▸ WHAT TO DO:
Extract the lines that hold the string "ylabel".

Entries from a visual dataset:
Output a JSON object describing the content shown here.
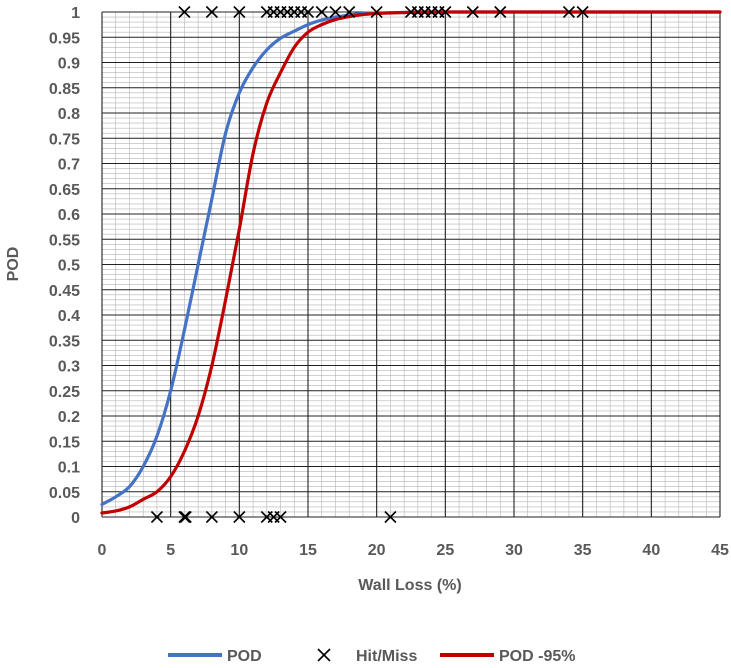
{
  "chart_data": {
    "type": "line",
    "title": "",
    "xlabel": "Wall Loss (%)",
    "ylabel": "POD",
    "xlim": [
      0,
      45
    ],
    "ylim": [
      0,
      1
    ],
    "x_ticks": [
      "0",
      "5",
      "10",
      "15",
      "20",
      "25",
      "30",
      "35",
      "40",
      "45"
    ],
    "y_ticks": [
      "0",
      "0.05",
      "0.1",
      "0.15",
      "0.2",
      "0.25",
      "0.3",
      "0.35",
      "0.4",
      "0.45",
      "0.5",
      "0.55",
      "0.6",
      "0.65",
      "0.7",
      "0.75",
      "0.8",
      "0.85",
      "0.9",
      "0.95",
      "1"
    ],
    "grid": "major and minor",
    "legend_position": "bottom",
    "series": [
      {
        "name": "POD",
        "type": "line",
        "color": "#4472C4",
        "x": [
          0,
          1,
          2,
          3,
          4,
          5,
          6,
          7,
          8,
          9,
          10,
          11,
          12,
          13,
          14,
          15,
          16,
          17,
          18,
          19,
          20,
          22,
          25,
          30,
          35,
          40,
          45
        ],
        "y": [
          0.025,
          0.04,
          0.06,
          0.1,
          0.16,
          0.25,
          0.37,
          0.5,
          0.63,
          0.76,
          0.84,
          0.89,
          0.925,
          0.948,
          0.962,
          0.975,
          0.984,
          0.99,
          0.994,
          0.997,
          0.998,
          0.999,
          1,
          1,
          1,
          1,
          1
        ]
      },
      {
        "name": "Hit/Miss",
        "type": "scatter",
        "marker": "x",
        "color": "#000000",
        "x": [
          6,
          8,
          10,
          12,
          12.5,
          13,
          13.5,
          14,
          14.5,
          15,
          16,
          17,
          18,
          20,
          22.5,
          23,
          23.5,
          24,
          24.5,
          25,
          27,
          29,
          34,
          35,
          4,
          6,
          6.1,
          8,
          10,
          12,
          12.5,
          13,
          21
        ],
        "y": [
          1,
          1,
          1,
          1,
          1,
          1,
          1,
          1,
          1,
          1,
          1,
          1,
          1,
          1,
          1,
          1,
          1,
          1,
          1,
          1,
          1,
          1,
          1,
          1,
          0,
          0,
          0,
          0,
          0,
          0,
          0,
          0,
          0
        ]
      },
      {
        "name": "POD -95%",
        "type": "line",
        "color": "#C00000",
        "x": [
          0,
          1,
          2,
          3,
          4,
          5,
          6,
          7,
          8,
          9,
          10,
          11,
          12,
          13,
          14,
          15,
          16,
          17,
          18,
          19,
          20,
          22,
          25,
          30,
          35,
          40,
          45
        ],
        "y": [
          0.008,
          0.012,
          0.02,
          0.035,
          0.05,
          0.08,
          0.13,
          0.2,
          0.3,
          0.43,
          0.57,
          0.72,
          0.82,
          0.88,
          0.93,
          0.96,
          0.975,
          0.985,
          0.991,
          0.995,
          0.997,
          0.999,
          1,
          1,
          1,
          1,
          1
        ]
      }
    ]
  }
}
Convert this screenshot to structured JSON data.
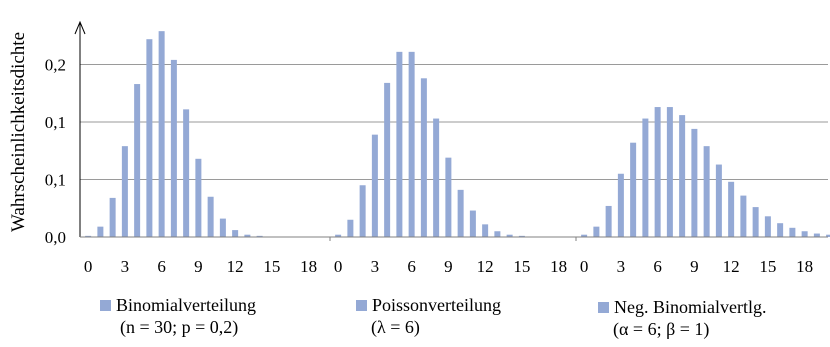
{
  "chart_data": {
    "type": "bar",
    "ylabel": "Wahrscheinlichkeitsdichte",
    "y_tick_labels": [
      "0,0",
      "0,1",
      "0,1",
      "0,2"
    ],
    "y_tick_values": [
      0.0,
      0.05,
      0.1,
      0.15
    ],
    "ylim": [
      0,
      0.18
    ],
    "grid": true,
    "bar_color": "#94a9d5",
    "x_tick_labels": [
      "0",
      "3",
      "6",
      "9",
      "12",
      "15",
      "18"
    ],
    "x_tick_values": [
      0,
      3,
      6,
      9,
      12,
      15,
      18
    ],
    "panels": [
      {
        "legend_line1": "Binomialverteilung",
        "legend_line2": "(n = 30; p = 0,2)",
        "x": [
          0,
          1,
          2,
          3,
          4,
          5,
          6,
          7,
          8,
          9,
          10,
          11,
          12,
          13,
          14,
          15,
          16,
          17,
          18,
          19,
          20
        ],
        "values": [
          0.001,
          0.009,
          0.034,
          0.079,
          0.133,
          0.172,
          0.179,
          0.154,
          0.111,
          0.068,
          0.035,
          0.016,
          0.006,
          0.002,
          0.001,
          0,
          0,
          0,
          0,
          0,
          0
        ]
      },
      {
        "legend_line1": "Poissonverteilung",
        "legend_line2": "(λ = 6)",
        "x": [
          0,
          1,
          2,
          3,
          4,
          5,
          6,
          7,
          8,
          9,
          10,
          11,
          12,
          13,
          14,
          15,
          16,
          17,
          18,
          19,
          20
        ],
        "values": [
          0.002,
          0.015,
          0.045,
          0.089,
          0.134,
          0.161,
          0.161,
          0.138,
          0.103,
          0.069,
          0.041,
          0.023,
          0.011,
          0.005,
          0.002,
          0.001,
          0,
          0,
          0,
          0,
          0
        ]
      },
      {
        "legend_line1": "Neg. Binomialvertlg.",
        "legend_line2": "(α = 6; β = 1)",
        "x": [
          0,
          1,
          2,
          3,
          4,
          5,
          6,
          7,
          8,
          9,
          10,
          11,
          12,
          13,
          14,
          15,
          16,
          17,
          18,
          19,
          20
        ],
        "values": [
          0.002,
          0.009,
          0.027,
          0.055,
          0.082,
          0.103,
          0.113,
          0.113,
          0.106,
          0.094,
          0.079,
          0.063,
          0.048,
          0.036,
          0.026,
          0.018,
          0.012,
          0.008,
          0.005,
          0.003,
          0.002
        ]
      }
    ]
  }
}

▸ WRITTEN ANSWER:
    "ylabel": "POD",
    "ylabel": "Wahrscheinlichkeitsdichte",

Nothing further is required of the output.